Stored data ▸
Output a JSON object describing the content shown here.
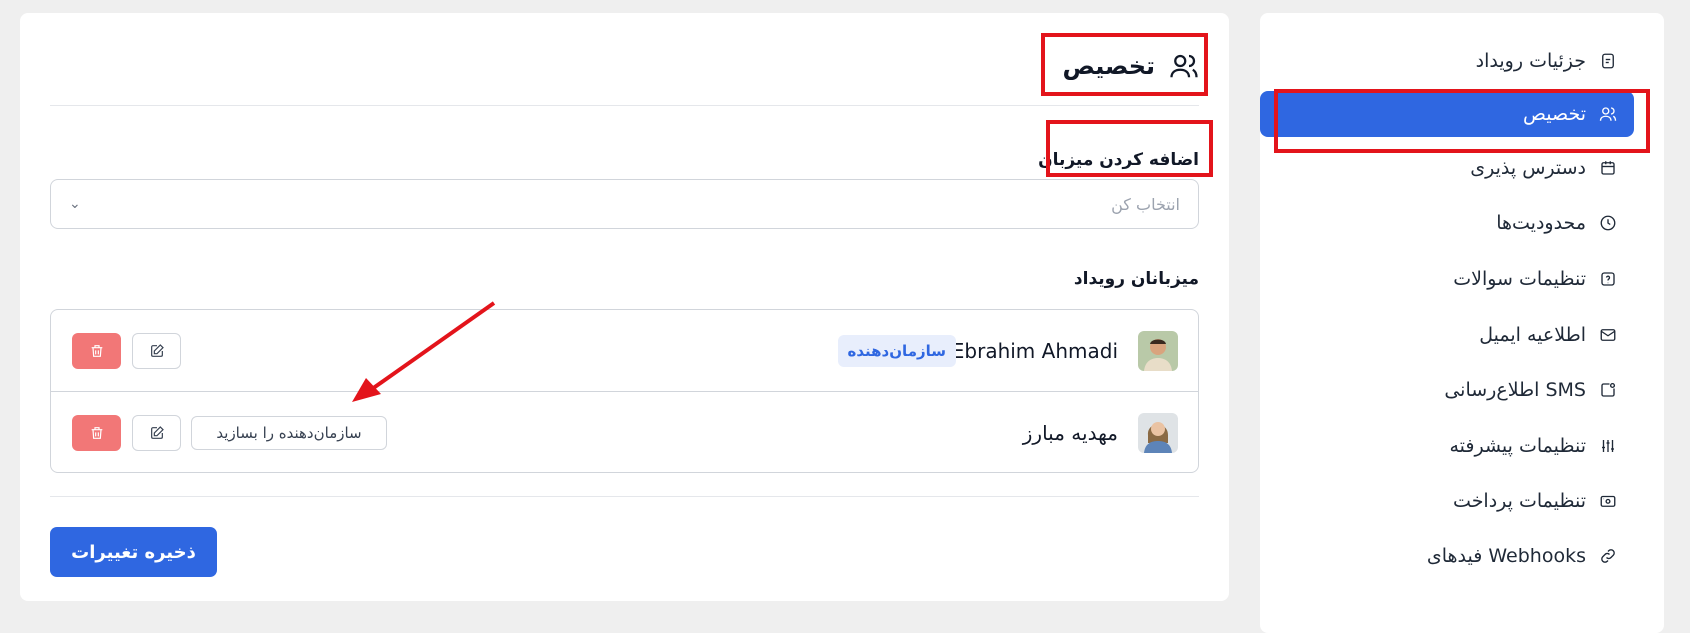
{
  "sidebar": {
    "items": [
      {
        "label": "جزئیات رویداد",
        "icon": "document-icon",
        "active": false
      },
      {
        "label": "تخصیص",
        "icon": "users-icon",
        "active": true
      },
      {
        "label": "دسترس پذیری",
        "icon": "calendar-icon",
        "active": false
      },
      {
        "label": "محدودیت‌ها",
        "icon": "clock-icon",
        "active": false
      },
      {
        "label": "تنظیمات سوالات",
        "icon": "question-icon",
        "active": false
      },
      {
        "label": "اطلاعیه ایمیل",
        "icon": "mail-icon",
        "active": false
      },
      {
        "label": "اطلاع‌رسانی SMS",
        "icon": "sms-icon",
        "active": false
      },
      {
        "label": "تنظیمات پیشرفته",
        "icon": "sliders-icon",
        "active": false
      },
      {
        "label": "تنظیمات پرداخت",
        "icon": "payment-icon",
        "active": false
      },
      {
        "label": "فیدهای Webhooks",
        "icon": "link-icon",
        "active": false
      }
    ]
  },
  "main": {
    "title": "تخصیص",
    "add_host_label": "اضافه کردن میزبان",
    "select_placeholder": "انتخاب کن",
    "hosts_label": "میزبانان رویداد",
    "hosts": [
      {
        "name": "Ebrahim Ahmadi",
        "badge": "سازمان‌دهنده"
      },
      {
        "name": "مهدیه مبارز",
        "action": "سازمان‌دهنده را بسازید"
      }
    ],
    "save_label": "ذخیره تغییرات"
  },
  "colors": {
    "accent": "#2f67e1",
    "danger": "#f27777",
    "annotation": "#e3141b"
  }
}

Given instruction ▸
Select, from the listing, all lines that include the word "تنظیمات".

Finished exercise ▸
        "label": "تنظیمات سوالات",
        "label": "تنظیمات پیشرفته",
        "label": "تنظیمات پرداخت",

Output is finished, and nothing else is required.